Exercise: Extract the text of every entry below exactly; leave images out.

============================================================

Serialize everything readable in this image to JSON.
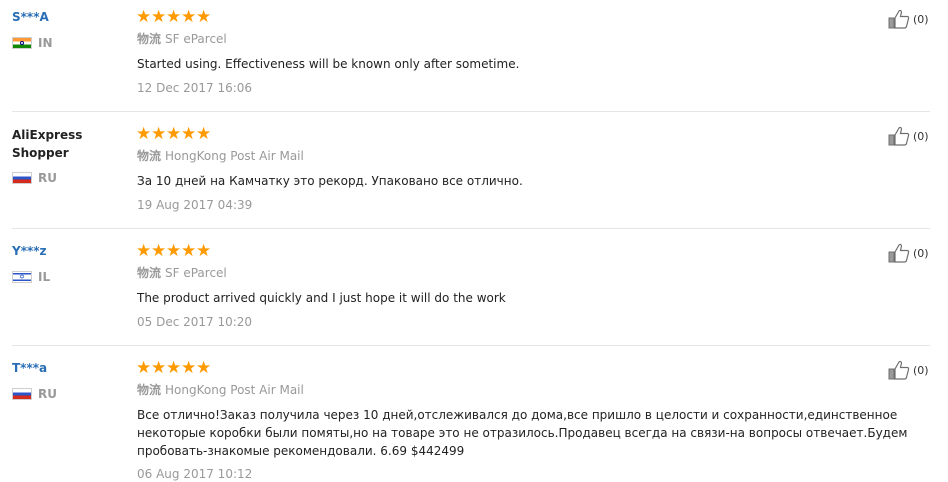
{
  "reviews": [
    {
      "user": "S***A",
      "country": "IN",
      "rating": 5,
      "shipping_label": "物流",
      "shipping_method": "SF eParcel",
      "text": "Started using. Effectiveness will be known only after sometime.",
      "date": "12 Dec 2017 16:06",
      "helpful_count": "(0)"
    },
    {
      "user": "AliExpress Shopper",
      "country": "RU",
      "rating": 5,
      "shipping_label": "物流",
      "shipping_method": "HongKong Post Air Mail",
      "text": "За 10 дней на Камчатку это рекорд. Упаковано все отлично.",
      "date": "19 Aug 2017 04:39",
      "helpful_count": "(0)"
    },
    {
      "user": "Y***z",
      "country": "IL",
      "rating": 5,
      "shipping_label": "物流",
      "shipping_method": "SF eParcel",
      "text": "The product arrived quickly and I just hope it will do the work",
      "date": "05 Dec 2017 10:20",
      "helpful_count": "(0)"
    },
    {
      "user": "T***a",
      "country": "RU",
      "rating": 5,
      "shipping_label": "物流",
      "shipping_method": "HongKong Post Air Mail",
      "text": "Все отлично!Заказ получила через 10 дней,отслеживался до дома,все пришло в целости и сохранности,единственное некоторые коробки были помяты,но на товаре это не отразилось.Продавец всегда на связи-на вопросы отвечает.Будем пробовать-знакомые рекомендовали. 6.69 $442499",
      "date": "06 Aug 2017 10:12",
      "helpful_count": "(0)"
    }
  ],
  "icons": {
    "star": "star-icon",
    "thumbs_up": "thumbs-up-icon",
    "flag": "country-flag-icon"
  },
  "colors": {
    "star": "#ff9a00",
    "masked_user": "#2a6eb5",
    "muted": "#999999",
    "text": "#222222",
    "divider": "#e6e6e6"
  }
}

============================================================

The response:
Serialize everything readable in this image to JSON.
{
  "reviews": [
    {
      "user": "S***A",
      "country": "IN",
      "rating": 5,
      "shipping_label": "物流",
      "shipping_method": "SF eParcel",
      "text": "Started using. Effectiveness will be known only after sometime.",
      "date": "12 Dec 2017 16:06",
      "helpful_count": "(0)"
    },
    {
      "user": "AliExpress Shopper",
      "country": "RU",
      "rating": 5,
      "shipping_label": "物流",
      "shipping_method": "HongKong Post Air Mail",
      "text": "За 10 дней на Камчатку это рекорд. Упаковано все отлично.",
      "date": "19 Aug 2017 04:39",
      "helpful_count": "(0)"
    },
    {
      "user": "Y***z",
      "country": "IL",
      "rating": 5,
      "shipping_label": "物流",
      "shipping_method": "SF eParcel",
      "text": "The product arrived quickly and I just hope it will do the work",
      "date": "05 Dec 2017 10:20",
      "helpful_count": "(0)"
    },
    {
      "user": "T***a",
      "country": "RU",
      "rating": 5,
      "shipping_label": "物流",
      "shipping_method": "HongKong Post Air Mail",
      "text": "Все отлично!Заказ получила через 10 дней,отслеживался до дома,все пришло в целости и сохранности,единственное некоторые коробки были помяты,но на товаре это не отразилось.Продавец всегда на связи-на вопросы отвечает.Будем пробовать-знакомые рекомендовали. 6.69 $442499",
      "date": "06 Aug 2017 10:12",
      "helpful_count": "(0)"
    }
  ],
  "icons": {
    "star": "star-icon",
    "thumbs_up": "thumbs-up-icon",
    "flag": "country-flag-icon"
  },
  "colors": {
    "star": "#ff9a00",
    "masked_user": "#2a6eb5",
    "muted": "#999999",
    "text": "#222222",
    "divider": "#e6e6e6"
  }
}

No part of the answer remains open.